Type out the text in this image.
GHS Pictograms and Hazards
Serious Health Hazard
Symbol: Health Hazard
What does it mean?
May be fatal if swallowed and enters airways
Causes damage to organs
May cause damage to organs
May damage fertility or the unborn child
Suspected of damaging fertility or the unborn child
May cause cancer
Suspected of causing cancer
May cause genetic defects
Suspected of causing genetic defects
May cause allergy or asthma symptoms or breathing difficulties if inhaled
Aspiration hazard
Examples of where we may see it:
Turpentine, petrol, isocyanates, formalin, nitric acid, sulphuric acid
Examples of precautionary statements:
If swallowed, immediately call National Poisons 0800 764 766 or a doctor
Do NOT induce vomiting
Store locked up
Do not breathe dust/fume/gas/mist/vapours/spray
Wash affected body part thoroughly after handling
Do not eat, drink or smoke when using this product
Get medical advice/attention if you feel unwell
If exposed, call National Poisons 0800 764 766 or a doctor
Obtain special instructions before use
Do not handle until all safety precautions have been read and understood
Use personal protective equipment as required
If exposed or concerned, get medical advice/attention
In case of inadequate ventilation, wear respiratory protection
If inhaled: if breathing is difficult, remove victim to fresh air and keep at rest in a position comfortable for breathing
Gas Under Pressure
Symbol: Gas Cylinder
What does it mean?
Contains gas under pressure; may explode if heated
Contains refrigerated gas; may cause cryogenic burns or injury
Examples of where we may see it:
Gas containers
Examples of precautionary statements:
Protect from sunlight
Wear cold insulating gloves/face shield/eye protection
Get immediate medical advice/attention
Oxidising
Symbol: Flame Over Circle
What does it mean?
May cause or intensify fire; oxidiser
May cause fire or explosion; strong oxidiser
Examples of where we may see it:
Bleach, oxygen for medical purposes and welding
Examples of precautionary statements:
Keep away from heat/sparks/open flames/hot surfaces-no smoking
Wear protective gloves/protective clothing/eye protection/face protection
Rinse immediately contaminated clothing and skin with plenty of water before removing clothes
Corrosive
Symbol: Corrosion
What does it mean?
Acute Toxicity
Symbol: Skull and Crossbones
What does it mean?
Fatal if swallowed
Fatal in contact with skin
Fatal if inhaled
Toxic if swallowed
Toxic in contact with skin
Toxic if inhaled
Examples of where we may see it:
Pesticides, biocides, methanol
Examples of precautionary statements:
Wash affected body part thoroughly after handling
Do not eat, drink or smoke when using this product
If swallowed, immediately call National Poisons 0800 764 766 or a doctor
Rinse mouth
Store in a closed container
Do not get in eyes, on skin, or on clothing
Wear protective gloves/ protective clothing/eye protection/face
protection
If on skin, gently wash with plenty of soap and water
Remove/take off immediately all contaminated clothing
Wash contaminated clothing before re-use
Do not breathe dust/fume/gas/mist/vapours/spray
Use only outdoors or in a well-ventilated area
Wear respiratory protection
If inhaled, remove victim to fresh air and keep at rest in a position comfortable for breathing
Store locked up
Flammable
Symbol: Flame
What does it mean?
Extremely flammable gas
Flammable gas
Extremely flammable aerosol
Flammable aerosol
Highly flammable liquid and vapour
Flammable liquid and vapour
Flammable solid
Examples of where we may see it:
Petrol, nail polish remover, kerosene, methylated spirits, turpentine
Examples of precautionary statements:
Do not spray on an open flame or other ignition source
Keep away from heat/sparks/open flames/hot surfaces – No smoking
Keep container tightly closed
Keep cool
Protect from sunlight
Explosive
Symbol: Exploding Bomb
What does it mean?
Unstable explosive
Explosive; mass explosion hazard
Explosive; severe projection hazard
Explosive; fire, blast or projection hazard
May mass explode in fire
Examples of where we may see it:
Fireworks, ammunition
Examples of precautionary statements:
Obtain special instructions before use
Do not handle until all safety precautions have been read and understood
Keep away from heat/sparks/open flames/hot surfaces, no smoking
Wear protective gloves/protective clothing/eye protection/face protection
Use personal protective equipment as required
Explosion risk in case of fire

* * * * * * * * *

Exactly as written, please output every entry.

■ Result for this exercise:
Type out the text in this image.
GHS Pictograms and Hazards
Serious Health Hazard
Symbol: Health Hazard
What does it mean?
May be fatal if swallowed and enters airways
Causes damage to organs
May cause damage to organs
May damage fertility or the unborn child
Suspected of damaging fertility or the unborn child
May cause cancer
Suspected of causing cancer
May cause genetic defects
Suspected of causing genetic defects
May cause allergy or asthma symptoms or breathing difficulties if inhaled
Aspiration hazard
Examples of where we may see it:
Turpentine, petrol, isocyanates, formalin, nitric acid, sulphuric acid
Examples of precautionary statements:
If swallowed, immediately call National Poisons 0800 764 766 or a doctor
Do NOT induce vomiting
Store locked up
Do not breathe dust/fume/gas/mist/vapours/spray
Wash affected body part thoroughly after handling
Do not eat, drink or smoke when using this product
Get medical advice/attention if you feel unwell
If exposed, call National Poisons 0800 764 766 or a doctor
Obtain special instructions before use
Do not handle until all safety precautions have been read and understood
Use personal protective equipment as required
If exposed or concerned, get medical advice/attention
In case of inadequate ventilation, wear respiratory protection
If inhaled: if breathing is difficult, remove victim to fresh air and keep at rest in a position comfortable for breathing
Gas Under Pressure
Symbol: Gas Cylinder
What does it mean?
Contains gas under pressure; may explode if heated
Contains refrigerated gas; may cause cryogenic burns or injury
Examples of where we may see it:
Gas containers
Examples of precautionary statements:
Protect from sunlight
Wear cold insulating gloves/face shield/eye protection
Get immediate medical advice/attention
Oxidising
Symbol: Flame Over Circle
What does it mean?
May cause or intensify fire; oxidiser
May cause fire or explosion; strong oxidiser
Examples of where we may see it:
Bleach, oxygen for medical purposes and welding
Examples of precautionary statements:
Keep away from heat/sparks/open flames/hot surfaces-no smoking
Wear protective gloves/protective clothing/eye protection/face protection
Rinse immediately contaminated clothing and skin with plenty of water before removing clothes
Corrosive
Symbol: Corrosion
What does it mean?
Acute Toxicity
Symbol: Skull and Crossbones
What does it mean?
Fatal if swallowed
Fatal in contact with skin
Fatal if inhaled
Toxic if swallowed
Toxic in contact with skin
Toxic if inhaled
Examples of where we may see it:
Pesticides, biocides, methanol
Examples of precautionary statements:
Wash affected body part thoroughly after handling
Do not eat, drink or smoke when using this product
If swallowed, immediately call National Poisons 0800 764 766 or a doctor
Rinse mouth
Store in a closed container
Do not get in eyes, on skin, or on clothing
Wear protective gloves/ protective clothing/eye protection/face
protection
If on skin, gently wash with plenty of soap and water
Remove/take off immediately all contaminated clothing
Wash contaminated clothing before re-use
Do not breathe dust/fume/gas/mist/vapours/spray
Use only outdoors or in a well-ventilated area
Wear respiratory protection
If inhaled, remove victim to fresh air and keep at rest in a position comfortable for breathing
Store locked up
Flammable
Symbol: Flame
What does it mean?
Extremely flammable gas
Flammable gas
Extremely flammable aerosol
Flammable aerosol
Highly flammable liquid and vapour
Flammable liquid and vapour
Flammable solid
Examples of where we may see it:
Petrol, nail polish remover, kerosene, methylated spirits, turpentine
Examples of precautionary statements:
Do not spray on an open flame or other ignition source
Keep away from heat/sparks/open flames/hot surfaces – No smoking
Keep container tightly closed
Keep cool
Protect from sunlight
Explosive
Symbol: Exploding Bomb
What does it mean?
Unstable explosive
Explosive; mass explosion hazard
Explosive; severe projection hazard
Explosive; fire, blast or projection hazard
May mass explode in fire
Examples of where we may see it:
Fireworks, ammunition
Examples of precautionary statements:
Obtain special instructions before use
Do not handle until all safety precautions have been read and understood
Keep away from heat/sparks/open flames/hot surfaces, no smoking
Wear protective gloves/protective clothing/eye protection/face protection
Use personal protective equipment as required
Explosion risk in case of fire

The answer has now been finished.